--- WRITTEN INSTRUCTION A ---
In the forum thread below, why does the first poster suspect that this time of year is especially difficult? Answer in one to three sentences.

--- GIVEN PASSAGE ---
§

# I thought I was over it.....now rethinking....



## raising5boyz (Nov 8, 2008)

I guess the first sign I wasn't doing well was me coming back to sight this sight frequently again. Sometimes I think this site is the only way I made it through the months following my seperation! 

Alas, here I am again. Divorced a year and a half, nearly three years since the day he walked in with the "I'm not happy" line (that should have been "I'm screwing every chic that will screw me" line)......and still having good days and bad days. Good hours and bad hours. I have been to counsling, I have dated, I have had boyfriends. None of it seems to have mattered or helped. I push away every man that I start to get close to. Why? I don't know....scared maybe? That must be it. I don't really have trust issues....well I guess I do, but they are with myself....more self esteem issues I guess. Feelings that there will never be a man who will really love me and stand by me. Feelings of not trusting my own judgement....like I should have known not to let myself fall so deeply for my ex-husband. I was disposable to him. He has moved on. He doesn't think about me or what we had and lost. But I do. Way too often. A song, a picture, a smell, a memory....will set it off. 

I loved deeply....I have been hurt deeply. I wonder if I will ever recover from it? Maybe it is the time of year that is so difficult for me. This is when he was having his affairs, although I didn't know for another two months. My birthday is coming up....he saw another woman the day he shopped for my gifts that year, maybe even shopped with her. Ugh....this is torture....sometimes I wish I was a drinker...drown out the memories...but I would be an alcoholic for sure!


----------



## raising5boyz (Nov 8, 2008)

I guess my post was more of a vent than anything....but feel free to comment or comiserate! 

Anyone on here reading this really truly heal and get over it?


----------



## Confused_and_bitter (Aug 6, 2011)

§

--- EXERCISE MATERIAL ---

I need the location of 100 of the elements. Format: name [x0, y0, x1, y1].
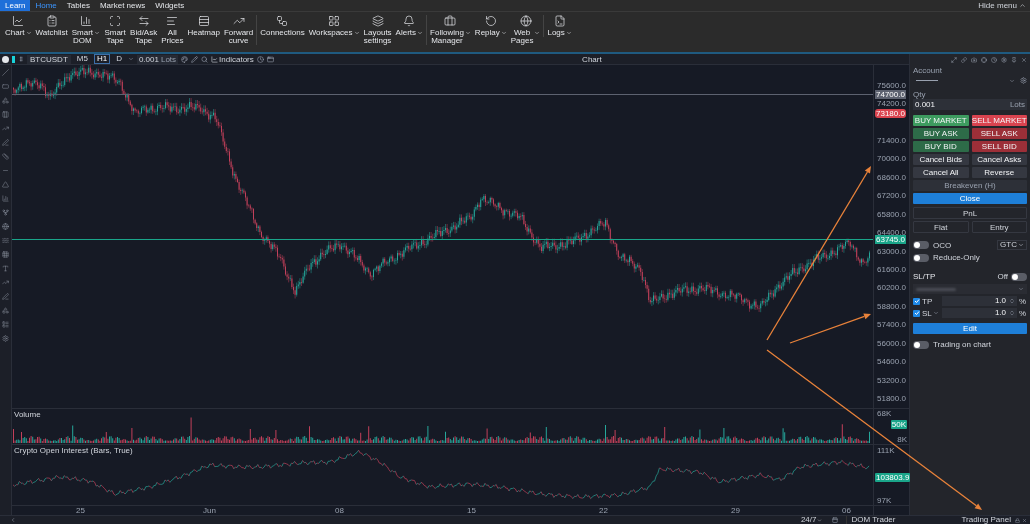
color-swatch[interactable]: [12, 55, 15, 63]
toggle-switch[interactable]: [1011, 272, 1027, 281]
triangle-icon[interactable]: [2, 181, 9, 188]
ribbon-button[interactable]: Heatmap: [186, 15, 221, 45]
ruler-icon[interactable]: [2, 153, 9, 160]
edit-button[interactable]: Edit: [913, 323, 1027, 334]
list-icon[interactable]: [2, 321, 9, 328]
session-select[interactable]: 24/7: [798, 516, 825, 524]
hide-menu-button[interactable]: Hide menu: [978, 0, 1030, 11]
waves-icon[interactable]: [2, 237, 9, 244]
grip-icon[interactable]: [18, 56, 24, 62]
ribbon-button[interactable]: Watchlist: [34, 15, 69, 45]
quantity-field[interactable]: 0.001 Lots: [136, 54, 179, 64]
toggle-switch[interactable]: [913, 253, 929, 262]
order-button[interactable]: Cancel Asks: [971, 154, 1027, 165]
pen-icon[interactable]: [2, 139, 9, 146]
ribbon-button[interactable]: Alerts: [394, 15, 425, 45]
ribbon-button[interactable]: Replay: [473, 15, 508, 45]
search-icon[interactable]: [201, 55, 209, 63]
entry-button[interactable]: Entry: [971, 221, 1027, 233]
settings-icon[interactable]: [1020, 77, 1027, 84]
ribbon-button[interactable]: Smart DOM: [70, 15, 102, 45]
axis-tick: 111K: [877, 446, 895, 455]
clock-icon[interactable]: [256, 55, 264, 63]
order-button[interactable]: Cancel Bids: [913, 154, 969, 165]
ribbon-button[interactable]: Bid/Ask Tape: [129, 15, 159, 45]
caret-icon[interactable]: [127, 56, 134, 62]
ribbon-button[interactable]: Chart: [4, 15, 33, 45]
dom-trader-tab[interactable]: DOM Trader: [846, 516, 900, 524]
pnl-button[interactable]: PnL: [913, 207, 1027, 219]
menu-tab[interactable]: Home: [30, 0, 62, 11]
symbol-field[interactable]: BTCUSDT: [27, 54, 71, 64]
menu-tab[interactable]: Widgets: [150, 0, 190, 11]
pencil-icon[interactable]: [191, 55, 199, 63]
link-icon[interactable]: [961, 56, 967, 63]
calendar-icon[interactable]: [832, 517, 839, 523]
checkbox[interactable]: [913, 297, 920, 305]
grid-icon[interactable]: [2, 251, 9, 258]
time-in-force-select[interactable]: GTC: [997, 240, 1027, 250]
close-position-button[interactable]: Close: [913, 193, 1027, 204]
settings-icon[interactable]: [2, 335, 9, 342]
shapes-icon[interactable]: [2, 307, 9, 314]
toggle-switch[interactable]: [913, 340, 929, 349]
timeframe-button[interactable]: M5: [73, 54, 91, 64]
order-button[interactable]: SELL MARKET: [971, 115, 1027, 126]
crosshair-icon[interactable]: [981, 56, 987, 63]
horizontal-line-icon[interactable]: [2, 167, 9, 174]
order-button[interactable]: SELL ASK: [971, 128, 1027, 139]
order-button[interactable]: Cancel All: [913, 167, 969, 178]
caret-icon[interactable]: [932, 310, 939, 316]
trading-panel-tab[interactable]: Trading Panel: [959, 516, 1013, 524]
ribbon-button[interactable]: Forward curve: [222, 15, 255, 45]
trend-icon[interactable]: [2, 125, 9, 132]
order-button[interactable]: BUY ASK: [913, 128, 969, 139]
order-button[interactable]: Reverse: [971, 167, 1027, 178]
globe-icon[interactable]: [2, 223, 9, 230]
order-button[interactable]: BUY BID: [913, 141, 969, 152]
columns-icon[interactable]: [2, 111, 9, 118]
lock-icon[interactable]: [1015, 517, 1020, 523]
timeframe-button[interactable]: D: [113, 54, 125, 64]
ribbon-button[interactable]: Connections: [259, 15, 306, 45]
pin-icon[interactable]: [1011, 56, 1017, 63]
shapes-icon[interactable]: [2, 97, 9, 104]
toggle-switch[interactable]: [913, 241, 929, 249]
clock-icon[interactable]: [991, 56, 997, 63]
ribbon-button[interactable]: All Prices: [160, 15, 185, 45]
checkbox[interactable]: [913, 309, 920, 317]
trend-icon[interactable]: [2, 279, 9, 286]
ribbon-button[interactable]: Web Pages: [509, 15, 542, 45]
percent-field[interactable]: 1.0: [942, 296, 1017, 306]
percent-field[interactable]: 1.0: [942, 308, 1017, 318]
indicators-button[interactable]: Indicators: [211, 54, 254, 64]
price-tick: 74200.0: [877, 98, 906, 108]
menu-tab[interactable]: Tables: [61, 0, 95, 11]
clipboard-icon: [45, 15, 58, 27]
ribbon-button[interactable]: Workspaces: [307, 15, 361, 45]
learn-button[interactable]: Learn: [0, 0, 31, 11]
ribbon-button[interactable]: Following Manager: [429, 15, 472, 45]
quantity-field[interactable]: 0.001 Lots: [913, 99, 1027, 110]
palette-icon[interactable]: [181, 55, 189, 63]
order-button[interactable]: SELL BID: [971, 141, 1027, 152]
window-icon[interactable]: [266, 55, 274, 63]
menu-tab[interactable]: Market news: [94, 0, 151, 11]
timeframe-button[interactable]: H1: [93, 54, 111, 64]
close-icon[interactable]: [1021, 56, 1027, 63]
expand-icon[interactable]: [951, 56, 957, 63]
ribbon-button[interactable]: Smart Tape: [103, 15, 128, 45]
camera-icon[interactable]: [971, 56, 977, 63]
text-icon[interactable]: [2, 265, 9, 272]
settings-icon[interactable]: [1001, 56, 1007, 63]
pen-icon[interactable]: [2, 293, 9, 300]
ribbon-button[interactable]: Layouts settings: [362, 15, 393, 45]
line-icon[interactable]: [2, 69, 9, 76]
flat-button[interactable]: Flat: [913, 221, 969, 233]
ribbon-button[interactable]: Logs: [546, 15, 573, 37]
price-tick: 71400.0: [877, 135, 906, 145]
fork-icon[interactable]: [2, 209, 9, 216]
bars-icon[interactable]: [2, 195, 9, 202]
scroll-left-icon[interactable]: [10, 517, 16, 523]
close-icon[interactable]: [1022, 517, 1027, 523]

§

--- WRITTEN INSTRUCTION B ---
List every line in the entries above that contains the string "Cancel".

--- EXERCISE RESPONSE A ---
This is the time of year when the poster's ex-husband was having his affairs, although the poster did not find out for another two months. The poster's birthday is also coming up, and that year he saw another woman on the day he shopped for the poster's gifts.

--- EXERCISE RESPONSE B ---
order-button[interactable]: Cancel Asks: [971, 154, 1027, 165]
order-button[interactable]: Cancel Bids: [913, 154, 969, 165]
order-button[interactable]: Cancel All: [913, 167, 969, 178]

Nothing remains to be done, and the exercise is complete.